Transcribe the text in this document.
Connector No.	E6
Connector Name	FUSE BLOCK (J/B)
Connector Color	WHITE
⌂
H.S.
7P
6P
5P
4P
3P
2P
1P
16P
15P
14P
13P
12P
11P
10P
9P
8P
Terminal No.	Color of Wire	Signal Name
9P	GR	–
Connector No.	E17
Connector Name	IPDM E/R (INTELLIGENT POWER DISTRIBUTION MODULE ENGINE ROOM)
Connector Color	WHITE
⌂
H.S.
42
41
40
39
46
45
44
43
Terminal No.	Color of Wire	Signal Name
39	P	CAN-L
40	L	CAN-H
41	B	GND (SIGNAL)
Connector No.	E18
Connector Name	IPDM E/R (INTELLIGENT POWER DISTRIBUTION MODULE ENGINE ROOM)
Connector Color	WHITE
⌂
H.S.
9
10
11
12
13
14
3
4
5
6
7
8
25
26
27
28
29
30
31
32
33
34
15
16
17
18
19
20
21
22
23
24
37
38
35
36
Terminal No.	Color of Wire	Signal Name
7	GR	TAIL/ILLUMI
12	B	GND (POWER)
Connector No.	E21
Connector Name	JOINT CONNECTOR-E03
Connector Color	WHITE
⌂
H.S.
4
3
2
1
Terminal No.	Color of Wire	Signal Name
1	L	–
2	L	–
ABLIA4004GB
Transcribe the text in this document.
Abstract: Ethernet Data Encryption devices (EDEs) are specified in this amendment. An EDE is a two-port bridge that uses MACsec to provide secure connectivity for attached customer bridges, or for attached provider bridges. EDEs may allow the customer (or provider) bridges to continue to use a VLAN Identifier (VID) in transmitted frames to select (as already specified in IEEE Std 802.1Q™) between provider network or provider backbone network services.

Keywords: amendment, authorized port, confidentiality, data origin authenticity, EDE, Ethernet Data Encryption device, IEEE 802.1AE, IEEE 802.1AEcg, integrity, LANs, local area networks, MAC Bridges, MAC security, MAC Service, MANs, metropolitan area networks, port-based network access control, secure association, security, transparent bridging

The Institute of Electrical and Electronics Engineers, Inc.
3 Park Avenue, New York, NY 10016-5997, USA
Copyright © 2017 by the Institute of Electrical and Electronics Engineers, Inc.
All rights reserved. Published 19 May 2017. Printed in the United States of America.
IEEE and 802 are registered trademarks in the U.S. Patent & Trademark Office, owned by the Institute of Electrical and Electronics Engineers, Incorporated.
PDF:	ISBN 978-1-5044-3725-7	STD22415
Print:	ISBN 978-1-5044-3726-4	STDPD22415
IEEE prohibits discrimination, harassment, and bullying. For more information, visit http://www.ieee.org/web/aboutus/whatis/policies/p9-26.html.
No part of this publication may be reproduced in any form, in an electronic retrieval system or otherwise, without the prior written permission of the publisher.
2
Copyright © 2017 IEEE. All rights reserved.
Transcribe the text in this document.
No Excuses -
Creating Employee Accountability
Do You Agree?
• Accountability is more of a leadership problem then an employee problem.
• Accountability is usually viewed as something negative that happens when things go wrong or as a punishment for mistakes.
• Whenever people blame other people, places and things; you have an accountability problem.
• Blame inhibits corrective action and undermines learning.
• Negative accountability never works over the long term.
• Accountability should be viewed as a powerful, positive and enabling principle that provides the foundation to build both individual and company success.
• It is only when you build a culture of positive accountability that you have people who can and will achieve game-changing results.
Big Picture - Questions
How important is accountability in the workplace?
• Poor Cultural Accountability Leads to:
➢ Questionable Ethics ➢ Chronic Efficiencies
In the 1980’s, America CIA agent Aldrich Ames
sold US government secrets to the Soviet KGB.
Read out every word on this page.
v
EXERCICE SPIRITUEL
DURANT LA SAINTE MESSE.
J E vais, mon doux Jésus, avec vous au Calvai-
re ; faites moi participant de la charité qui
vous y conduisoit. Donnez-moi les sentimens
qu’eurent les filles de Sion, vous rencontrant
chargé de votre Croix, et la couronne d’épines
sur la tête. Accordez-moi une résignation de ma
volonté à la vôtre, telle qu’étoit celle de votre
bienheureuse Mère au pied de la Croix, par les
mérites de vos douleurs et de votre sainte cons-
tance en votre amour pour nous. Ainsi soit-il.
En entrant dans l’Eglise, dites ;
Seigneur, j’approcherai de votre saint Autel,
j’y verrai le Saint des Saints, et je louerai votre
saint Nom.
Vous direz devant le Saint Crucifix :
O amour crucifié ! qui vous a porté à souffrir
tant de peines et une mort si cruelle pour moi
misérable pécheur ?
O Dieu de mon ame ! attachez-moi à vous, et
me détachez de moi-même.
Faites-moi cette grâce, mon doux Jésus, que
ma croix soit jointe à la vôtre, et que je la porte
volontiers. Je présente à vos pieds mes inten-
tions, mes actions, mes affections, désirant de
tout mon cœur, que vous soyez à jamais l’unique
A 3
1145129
+-------+
Set task – Write out every line of the material again, exactly as it reads.

Answer for this exercise –
Transcribe the text in this document.
Connector No.	E6
Connector Name	FUSE BLOCK (J/B)
Connector Color	WHITE
⌂
H.S.
7P
6P
5P
4P
3P
2P
1P
16P
15P
14P
13P
12P
11P
10P
9P
8P
Terminal No.	Color of Wire	Signal Name
9P	GR	–
Connector No.	E17
Connector Name	IPDM E/R (INTELLIGENT POWER DISTRIBUTION MODULE ENGINE ROOM)
Connector Color	WHITE
⌂
H.S.
42
41
40
39
46
45
44
43
Terminal No.	Color of Wire	Signal Name
39	P	CAN-L
40	L	CAN-H
41	B	GND (SIGNAL)
Connector No.	E18
Connector Name	IPDM E/R (INTELLIGENT POWER DISTRIBUTION MODULE ENGINE ROOM)
Connector Color	WHITE
⌂
H.S.
9
10
11
12
13
14
3
4
5
6
7
8
25
26
27
28
29
30
31
32
33
34
15
16
17
18
19
20
21
22
23
24
37
38
35
36
Terminal No.	Color of Wire	Signal Name
7	GR	TAIL/ILLUMI
12	B	GND (POWER)
Connector No.	E21
Connector Name	JOINT CONNECTOR-E03
Connector Color	WHITE
⌂
H.S.
4
3
2
1
Terminal No.	Color of Wire	Signal Name
1	L	–
2	L	–
ABLIA4004GB
Transcribe the text in this document.
Abstract: Ethernet Data Encryption devices (EDEs) are specified in this amendment. An EDE is a two-port bridge that uses MACsec to provide secure connectivity for attached customer bridges, or for attached provider bridges. EDEs may allow the customer (or provider) bridges to continue to use a VLAN Identifier (VID) in transmitted frames to select (as already specified in IEEE Std 802.1Q™) between provider network or provider backbone network services.

Keywords: amendment, authorized port, confidentiality, data origin authenticity, EDE, Ethernet Data Encryption device, IEEE 802.1AE, IEEE 802.1AEcg, integrity, LANs, local area networks, MAC Bridges, MAC security, MAC Service, MANs, metropolitan area networks, port-based network access control, secure association, security, transparent bridging

The Institute of Electrical and Electronics Engineers, Inc.
3 Park Avenue, New York, NY 10016-5997, USA
Copyright © 2017 by the Institute of Electrical and Electronics Engineers, Inc.
All rights reserved. Published 19 May 2017. Printed in the United States of America.
IEEE and 802 are registered trademarks in the U.S. Patent & Trademark Office, owned by the Institute of Electrical and Electronics Engineers, Incorporated.
PDF:	ISBN 978-1-5044-3725-7	STD22415
Print:	ISBN 978-1-5044-3726-4	STDPD22415
IEEE prohibits discrimination, harassment, and bullying. For more information, visit http://www.ieee.org/web/aboutus/whatis/policies/p9-26.html.
No part of this publication may be reproduced in any form, in an electronic retrieval system or otherwise, without the prior written permission of the publisher.
2
Copyright © 2017 IEEE. All rights reserved.
Transcribe the text in this document.
No Excuses -
Creating Employee Accountability
Do You Agree?
• Accountability is more of a leadership problem then an employee problem.
• Accountability is usually viewed as something negative that happens when things go wrong or as a punishment for mistakes.
• Whenever people blame other people, places and things; you have an accountability problem.
• Blame inhibits corrective action and undermines learning.
• Negative accountability never works over the long term.
• Accountability should be viewed as a powerful, positive and enabling principle that provides the foundation to build both individual and company success.
• It is only when you build a culture of positive accountability that you have people who can and will achieve game-changing results.
Big Picture - Questions
How important is accountability in the workplace?
• Poor Cultural Accountability Leads to:
➢ Questionable Ethics ➢ Chronic Efficiencies
In the 1980’s, America CIA agent Aldrich Ames
sold US government secrets to the Soviet KGB.
Read out every word on this page.
v
EXERCICE SPIRITUEL
DURANT LA SAINTE MESSE.
J E vais, mon doux Jésus, avec vous au Calvai-
re ; faites moi participant de la charité qui
vous y conduisoit. Donnez-moi les sentimens
qu’eurent les filles de Sion, vous rencontrant
chargé de votre Croix, et la couronne d’épines
sur la tête. Accordez-moi une résignation de ma
volonté à la vôtre, telle qu’étoit celle de votre
bienheureuse Mère au pied de la Croix, par les
mérites de vos douleurs et de votre sainte cons-
tance en votre amour pour nous. Ainsi soit-il.
En entrant dans l’Eglise, dites ;
Seigneur, j’approcherai de votre saint Autel,
j’y verrai le Saint des Saints, et je louerai votre
saint Nom.
Vous direz devant le Saint Crucifix :
O amour crucifié ! qui vous a porté à souffrir
tant de peines et une mort si cruelle pour moi
misérable pécheur ?
O Dieu de mon ame ! attachez-moi à vous, et
me détachez de moi-même.
Faites-moi cette grâce, mon doux Jésus, que
ma croix soit jointe à la vôtre, et que je la porte
volontiers. Je présente à vos pieds mes inten-
tions, mes actions, mes affections, désirant de
tout mon cœur, que vous soyez à jamais l’unique
A 3
1145129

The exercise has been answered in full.